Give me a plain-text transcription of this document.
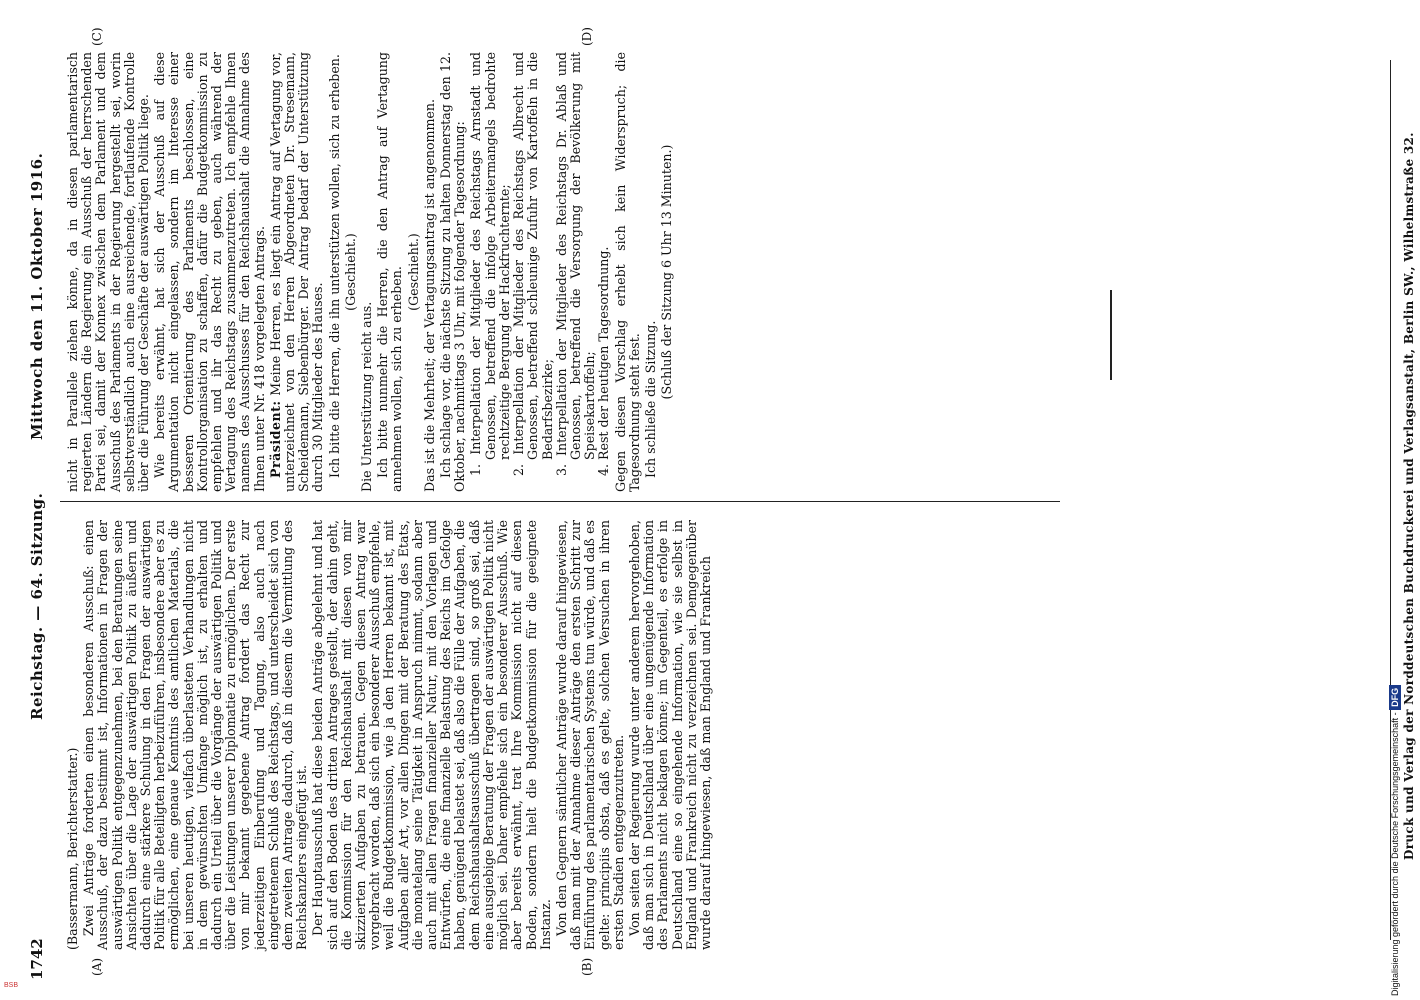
1742
Reichstag. — 64. Sitzung.
Mittwoch den 11. Oktober 1916.
(A)	(B)
(C)	(D)

(Bassermann, Berichterstatter.) Zwei Anträge forderten einen besonderen Ausschuß: einen Ausschuß, der dazu bestimmt ist, Informationen in Fragen der auswärtigen Politik entgegenzunehmen, bei den Beratungen seine Ansichten über die Lage der auswärtigen Politik zu äußern und dadurch eine stärkere Schulung in den Fragen der auswärtigen Politik für alle Beteiligten herbeizuführen, insbesondere aber es zu ermöglichen, eine genaue Kenntnis des amtlichen Materials, die bei unseren heutigen, vielfach überlasteten Verhandlungen nicht in dem gewünschten Umfange möglich ist, zu erhalten und dadurch ein Urteil über die Vorgänge der auswärtigen Politik und über die Leistungen unserer Diplomatie zu ermöglichen. Der erste von mir bekannt gegebene Antrag fordert das Recht zur jederzeitigen Einberufung und Tagung, also auch nach eingetretenem Schluß des Reichstags, und unterscheidet sich von dem zweiten Antrage dadurch, daß in diesem die Vermittlung des Reichskanzlers eingefügt ist. Der Hauptausschuß hat diese beiden Anträge abgelehnt und hat sich auf den Boden des dritten Antrages gestellt, der dahin geht, die Kommission für den Reichshaushalt mit diesen von mir skizzierten Aufgaben zu betrauen. Gegen diesen Antrag war vorgebracht worden, daß sich ein besonderer Ausschuß empfehle, weil die Budgetkommission, wie ja den Herren bekannt ist, mit Aufgaben aller Art, vor allen Dingen mit der Beratung des Etats, die monatelang seine Tätigkeit in Anspruch nimmt, sodann aber auch mit allen Fragen finanzieller Natur, mit den Vorlagen und Entwürfen, die eine finanzielle Belastung des Reichs im Gefolge haben, genügend belastet sei, daß also die Fülle der Aufgaben, die dem Reichshaushaltsausschuß übertragen sind, so groß sei, daß eine ausgiebige Beratung der Fragen der auswärtigen Politik nicht möglich sei. Daher empfehle sich ein besonderer Ausschuß. Wie aber bereits erwähnt, trat Ihre Kommission nicht auf diesen Boden, sondern hielt die Budgetkommission für die geeignete Instanz. Von den Gegnern sämtlicher Anträge wurde darauf hingewiesen, daß man mit der Annahme dieser Anträge den ersten Schritt zur Einführung des parlamentarischen Systems tun würde, und daß es gelte: principiis obsta, daß es gelte, solchen Versuchen in ihren ersten Stadien entgegenzutreten. Von seiten der Regierung wurde unter anderem hervorgehoben, daß man sich in Deutschland über eine ungenügende Information des Parlaments nicht beklagen könne; im Gegenteil, es erfolge in Deutschland eine so eingehende Information, wie sie selbst in England und Frankreich nicht zu verzeichnen sei. Demgegenüber wurde darauf hingewiesen, daß man England und Frankreich

nicht in Parallele ziehen könne, da in diesen parlamentarisch regierten Ländern die Regierung ein Ausschuß der herrschenden Partei sei, damit der Konnex zwischen dem Parlament und dem Ausschuß des Parlaments in der Regierung hergestellt sei, worin selbstverständlich auch eine ausreichende, fortlaufende Kontrolle über die Führung der Geschäfte der auswärtigen Politik liege. Wie bereits erwähnt, hat sich der Ausschuß auf diese Argumentation nicht eingelassen, sondern im Interesse einer besseren Orientierung des Parlaments beschlossen, eine Kontrollorganisation zu schaffen, dafür die Budgetkommission zu empfehlen und ihr das Recht zu geben, auch während der Vertagung des Reichstags zusammenzutreten. Ich empfehle Ihnen namens des Ausschusses für den Reichshaushalt die Annahme des Ihnen unter Nr. 418 vorgelegten Antrags. Präsident: Meine Herren, es liegt ein Antrag auf Vertagung vor, unterzeichnet von den Herren Abgeordneten Dr. Stresemann, Scheidemann, Siebenbürger. Der Antrag bedarf der Unterstützung durch 30 Mitglieder des Hauses. Ich bitte die Herren, die ihn unterstützen wollen, sich zu erheben. (Geschieht.)

Die Unterstützung reicht aus. Ich bitte nunmehr die Herren, die den Antrag auf Vertagung annehmen wollen, sich zu erheben. (Geschieht.) Das ist die Mehrheit; der Vertagungsantrag ist angenommen. Ich schlage vor, die nächste Sitzung zu halten Donnerstag den 12. Oktober, nachmittags 3 Uhr, mit folgender Tagesordnung: 1. Interpellation der Mitglieder des Reichstags Arnstadt und Genossen, betreffend die infolge Arbeitermangels bedrohte rechtzeitige Bergung der Hackfruchternte; 2. Interpellation der Mitglieder des Reichstags Albrecht und Genossen, betreffend schleunige Zufuhr von Kartoffeln in die Bedarfsbezirke; 3. Interpellation der Mitglieder des Reichstags Dr. Ablaß und Genossen, betreffend die Versorgung der Bevölkerung mit Speisekartoffeln; 4. Rest der heutigen Tagesordnung. Gegen diesen Vorschlag erhebt sich kein Widerspruch; die Tagesordnung steht fest. Ich schließe die Sitzung. (Schluß der Sitzung 6 Uhr 13 Minuten.)	Druck und Verlag der Norddeutschen Buchdruckerei und Verlagsanstalt, Berlin SW., Wilhelmstraße 32.
Digitalisierung gefördert durch die Deutsche Forschungsgemeinschaft - DFG
BSB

------

§ Work order: Write out the entries again, word for word. No images.

§ Problem solution:
Give me a plain-text transcription of this document.
1742
Reichstag. — 64. Sitzung.
Mittwoch den 11. Oktober 1916.
(A)	(B)
(C)	(D)

(Bassermann, Berichterstatter.) Zwei Anträge forderten einen besonderen Ausschuß: einen Ausschuß, der dazu bestimmt ist, Informationen in Fragen der auswärtigen Politik entgegenzunehmen, bei den Beratungen seine Ansichten über die Lage der auswärtigen Politik zu äußern und dadurch eine stärkere Schulung in den Fragen der auswärtigen Politik für alle Beteiligten herbeizuführen, insbesondere aber es zu ermöglichen, eine genaue Kenntnis des amtlichen Materials, die bei unseren heutigen, vielfach überlasteten Verhandlungen nicht in dem gewünschten Umfange möglich ist, zu erhalten und dadurch ein Urteil über die Vorgänge der auswärtigen Politik und über die Leistungen unserer Diplomatie zu ermöglichen. Der erste von mir bekannt gegebene Antrag fordert das Recht zur jederzeitigen Einberufung und Tagung, also auch nach eingetretenem Schluß des Reichstags, und unterscheidet sich von dem zweiten Antrage dadurch, daß in diesem die Vermittlung des Reichskanzlers eingefügt ist. Der Hauptausschuß hat diese beiden Anträge abgelehnt und hat sich auf den Boden des dritten Antrages gestellt, der dahin geht, die Kommission für den Reichshaushalt mit diesen von mir skizzierten Aufgaben zu betrauen. Gegen diesen Antrag war vorgebracht worden, daß sich ein besonderer Ausschuß empfehle, weil die Budgetkommission, wie ja den Herren bekannt ist, mit Aufgaben aller Art, vor allen Dingen mit der Beratung des Etats, die monatelang seine Tätigkeit in Anspruch nimmt, sodann aber auch mit allen Fragen finanzieller Natur, mit den Vorlagen und Entwürfen, die eine finanzielle Belastung des Reichs im Gefolge haben, genügend belastet sei, daß also die Fülle der Aufgaben, die dem Reichshaushaltsausschuß übertragen sind, so groß sei, daß eine ausgiebige Beratung der Fragen der auswärtigen Politik nicht möglich sei. Daher empfehle sich ein besonderer Ausschuß. Wie aber bereits erwähnt, trat Ihre Kommission nicht auf diesen Boden, sondern hielt die Budgetkommission für die geeignete Instanz. Von den Gegnern sämtlicher Anträge wurde darauf hingewiesen, daß man mit der Annahme dieser Anträge den ersten Schritt zur Einführung des parlamentarischen Systems tun würde, und daß es gelte: principiis obsta, daß es gelte, solchen Versuchen in ihren ersten Stadien entgegenzutreten. Von seiten der Regierung wurde unter anderem hervorgehoben, daß man sich in Deutschland über eine ungenügende Information des Parlaments nicht beklagen könne; im Gegenteil, es erfolge in Deutschland eine so eingehende Information, wie sie selbst in England und Frankreich nicht zu verzeichnen sei. Demgegenüber wurde darauf hingewiesen, daß man England und Frankreich

nicht in Parallele ziehen könne, da in diesen parlamentarisch regierten Ländern die Regierung ein Ausschuß der herrschenden Partei sei, damit der Konnex zwischen dem Parlament und dem Ausschuß des Parlaments in der Regierung hergestellt sei, worin selbstverständlich auch eine ausreichende, fortlaufende Kontrolle über die Führung der Geschäfte der auswärtigen Politik liege. Wie bereits erwähnt, hat sich der Ausschuß auf diese Argumentation nicht eingelassen, sondern im Interesse einer besseren Orientierung des Parlaments beschlossen, eine Kontrollorganisation zu schaffen, dafür die Budgetkommission zu empfehlen und ihr das Recht zu geben, auch während der Vertagung des Reichstags zusammenzutreten. Ich empfehle Ihnen namens des Ausschusses für den Reichshaushalt die Annahme des Ihnen unter Nr. 418 vorgelegten Antrags. Präsident: Meine Herren, es liegt ein Antrag auf Vertagung vor, unterzeichnet von den Herren Abgeordneten Dr. Stresemann, Scheidemann, Siebenbürger. Der Antrag bedarf der Unterstützung durch 30 Mitglieder des Hauses. Ich bitte die Herren, die ihn unterstützen wollen, sich zu erheben. (Geschieht.)

Die Unterstützung reicht aus. Ich bitte nunmehr die Herren, die den Antrag auf Vertagung annehmen wollen, sich zu erheben. (Geschieht.) Das ist die Mehrheit; der Vertagungsantrag ist angenommen. Ich schlage vor, die nächste Sitzung zu halten Donnerstag den 12. Oktober, nachmittags 3 Uhr, mit folgender Tagesordnung: 1. Interpellation der Mitglieder des Reichstags Arnstadt und Genossen, betreffend die infolge Arbeitermangels bedrohte rechtzeitige Bergung der Hackfruchternte; 2. Interpellation der Mitglieder des Reichstags Albrecht und Genossen, betreffend schleunige Zufuhr von Kartoffeln in die Bedarfsbezirke; 3. Interpellation der Mitglieder des Reichstags Dr. Ablaß und Genossen, betreffend die Versorgung der Bevölkerung mit Speisekartoffeln; 4. Rest der heutigen Tagesordnung. Gegen diesen Vorschlag erhebt sich kein Widerspruch; die Tagesordnung steht fest. Ich schließe die Sitzung. (Schluß der Sitzung 6 Uhr 13 Minuten.)	Druck und Verlag der Norddeutschen Buchdruckerei und Verlagsanstalt, Berlin SW., Wilhelmstraße 32.
Digitalisierung gefördert durch die Deutsche Forschungsgemeinschaft - DFG
BSB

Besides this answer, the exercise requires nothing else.